Recorded data
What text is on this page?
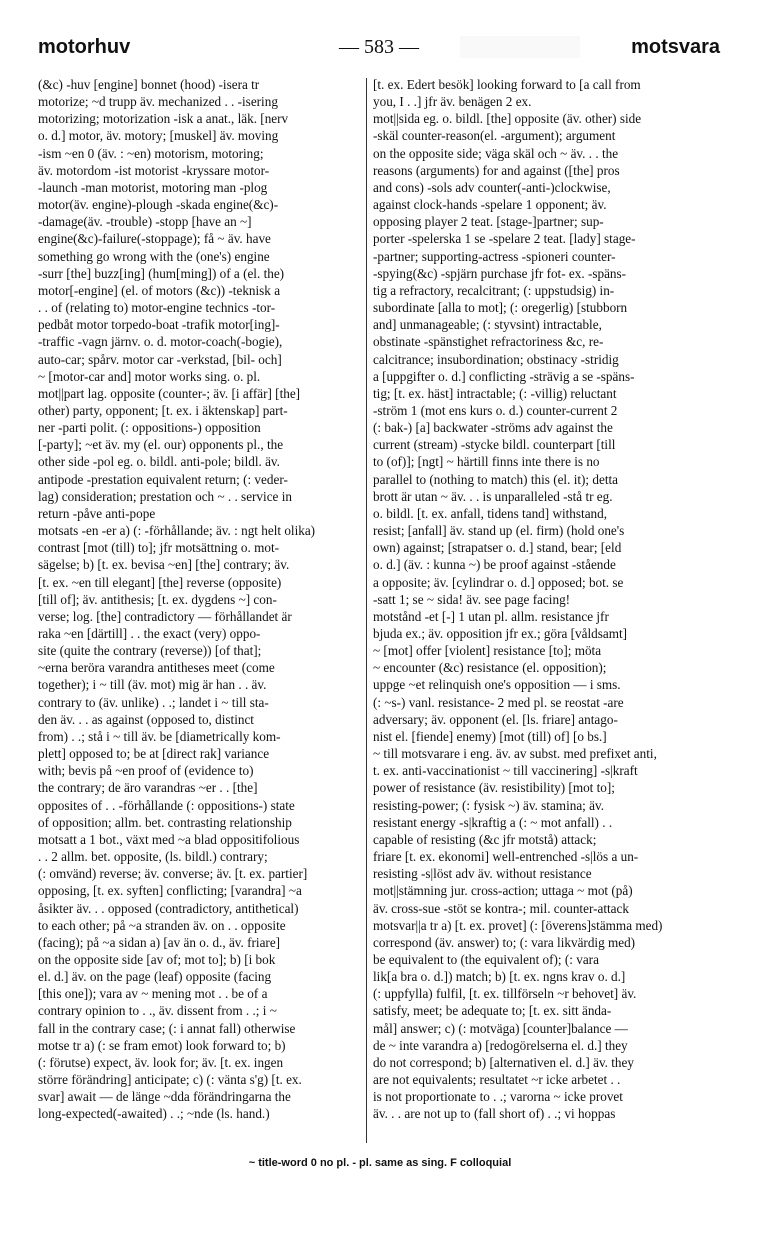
motorhuv	— 583 —	motsvara
(&c) -huv [engine] bonnet (hood) -isera tr
motorize; ~d trupp äv. mechanized . . -isering
motorizing; motorization -isk a anat., läk. [nerv
o. d.] motor, äv. motory; [muskel] äv. moving
-ism ~en 0 (äv. : ~en) motorism, motoring;
äv. motordom -ist motorist -kryssare motor-
-launch -man motorist, motoring man -plog
motor(äv. engine)-plough -skada engine(&c)-
-damage(äv. -trouble) -stopp [have an ~]
engine(&c)-failure(-stoppage); få ~ äv. have
something go wrong with the (one's) engine
-surr [the] buzz[ing] (hum[ming]) of a (el. the)
motor[-engine] (el. of motors (&c)) -teknisk a
. . of (relating to) motor-engine technics -tor-
pedbåt motor torpedo-boat -trafik motor[ing]-
-traffic -vagn järnv. o. d. motor-coach(-bogie),
auto-car; spårv. motor car -verkstad, [bil- och]
~ [motor-car and] motor works sing. o. pl.
mot||part lag. opposite (counter-; äv. [i affär] [the]
other) party, opponent; [t. ex. i äktenskap] part-
ner -parti polit. (: oppositions-) opposition
[-party]; ~et äv. my (el. our) opponents pl., the
other side -pol eg. o. bildl. anti-pole; bildl. äv.
antipode -prestation equivalent return; (: veder-
lag) consideration; prestation och ~ . . service in
return -påve anti-pope
motsats -en -er a) (: -förhållande; äv. : ngt helt olika)
contrast [mot (till) to]; jfr motsättning o. mot-
sägelse; b) [t. ex. bevisa ~en] [the] contrary; äv.
[t. ex. ~en till elegant] [the] reverse (opposite)
[till of]; äv. antithesis; [t. ex. dygdens ~] con-
verse; log. [the] contradictory — förhållandet är
raka ~en [därtill] . . the exact (very) oppo-
site (quite the contrary (reverse)) [of that];
~erna beröra varandra antitheses meet (come
together); i ~ till (äv. mot) mig är han . . äv.
contrary to (äv. unlike) . .; landet i ~ till sta-
den äv. . . as against (opposed to, distinct
from) . .; stå i ~ till äv. be [diametrically kom-
plett] opposed to; be at [direct rak] variance
with; bevis på ~en proof of (evidence to)
the contrary; de äro varandras ~er . . [the]
opposites of . . -förhållande (: oppositions-) state
of opposition; allm. bet. contrasting relationship
motsatt a 1 bot., växt med ~a blad oppositifolious
. . 2 allm. bet. opposite, (ls. bildl.) contrary;
(: omvänd) reverse; äv. converse; äv. [t. ex. partier]
opposing, [t. ex. syften] conflicting; [varandra] ~a
åsikter äv. . . opposed (contradictory, antithetical)
to each other; på ~a stranden äv. on . . opposite
(facing); på ~a sidan a) [av än o. d., äv. friare]
on the opposite side [av of; mot to]; b) [i bok
el. d.] äv. on the page (leaf) opposite (facing
[this one]); vara av ~ mening mot . . be of a
contrary opinion to . ., äv. dissent from . .; i ~
fall in the contrary case; (: i annat fall) otherwise
motse tr a) (: se fram emot) look forward to; b)
(: förutse) expect, äv. look for; äv. [t. ex. ingen
större förändring] anticipate; c) (: vänta s'g) [t. ex.
svar] await — de länge ~dda förändringarna the
long-expected(-awaited) . .; ~nde (ls. hand.)
[t. ex. Edert besök] looking forward to [a call from
you, I . .] jfr äv. benägen 2 ex.
mot||sida eg. o. bildl. [the] opposite (äv. other) side
-skäl counter-reason(el. -argument); argument
on the opposite side; väga skäl och ~ äv. . . the
reasons (arguments) for and against ([the] pros
and cons) -sols adv counter(-anti-)clockwise,
against clock-hands -spelare 1 opponent; äv.
opposing player 2 teat. [stage-]partner; sup-
porter -spelerska 1 se -spelare 2 teat. [lady] stage-
-partner; supporting-actress -spioneri counter-
-spying(&c) -spjärn purchase jfr fot- ex. -späns-
tig a refractory, recalcitrant; (: uppstudsig) in-
subordinate [alla to mot]; (: oregerlig) [stubborn
and] unmanageable; (: styvsint) intractable,
obstinate -spänstighet refractoriness &c, re-
calcitrance; insubordination; obstinacy -stridig
a [uppgifter o. d.] conflicting -strävig a se -späns-
tig; [t. ex. häst] intractable; (: -villig) reluctant
-ström 1 (mot ens kurs o. d.) counter-current 2
(: bak-) [a] backwater -ströms adv against the
current (stream) -stycke bildl. counterpart [till
to (of)]; [ngt] ~ härtill finns inte there is no
parallel to (nothing to match) this (el. it); detta
brott är utan ~ äv. . . is unparalleled -stå tr eg.
o. bildl. [t. ex. anfall, tidens tand] withstand,
resist; [anfall] äv. stand up (el. firm) (hold one's
own) against; [strapatser o. d.] stand, bear; [eld
o. d.] (äv. : kunna ~) be proof against -stående
a opposite; äv. [cylindrar o. d.] opposed; bot. se
-satt 1; se ~ sida! äv. see page facing!
motstånd -et [-] 1 utan pl. allm. resistance jfr
bjuda ex.; äv. opposition jfr ex.; göra [våldsamt]
~ [mot] offer [violent] resistance [to]; möta
~ encounter (&c) resistance (el. opposition);
uppge ~et relinquish one's opposition — i sms.
(: ~s-) vanl. resistance- 2 med pl. se reostat -are
adversary; äv. opponent (el. [ls. friare] antago-
nist el. [fiende] enemy) [mot (till) of] [o bs.]
~ till motsvarare i eng. äv. av subst. med prefixet anti,
t. ex. anti-vaccinationist ~ till vaccinering] -s|kraft
power of resistance (äv. resistibility) [mot to];
resisting-power; (: fysisk ~) äv. stamina; äv.
resistant energy -s|kraftig a (: ~ mot anfall) . .
capable of resisting (&c jfr motstå) attack;
friare [t. ex. ekonomi] well-entrenched -s|lös a un-
resisting -s|löst adv äv. without resistance
mot||stämning jur. cross-action; uttaga ~ mot (på)
äv. cross-sue -stöt se kontra-; mil. counter-attack
motsvar||a tr a) [t. ex. provet] (: [överens]stämma med)
correspond (äv. answer) to; (: vara likvärdig med)
be equivalent to (the equivalent of); (: vara
lik[a bra o. d.]) match; b) [t. ex. ngns krav o. d.]
(: uppfylla) fulfil, [t. ex. tillförseln ~r behovet] äv.
satisfy, meet; be adequate to; [t. ex. sitt ända-
mål] answer; c) (: motväga) [counter]balance —
de ~ inte varandra a) [redogörelserna el. d.] they
do not correspond; b) [alternativen el. d.] äv. they
are not equivalents; resultatet ~r icke arbetet . .
is not proportionate to . .; varorna ~ icke provet
äv. . . are not up to (fall short of) . .; vi hoppas
~ title-word 0 no pl. - pl. same as sing. F colloquial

Problem requirements
In the records, locate each line holding the string "they" and copy it.

Answer to the task
de ~ inte varandra a) [redogörelserna el. d.] they
do not correspond; b) [alternativen el. d.] äv. they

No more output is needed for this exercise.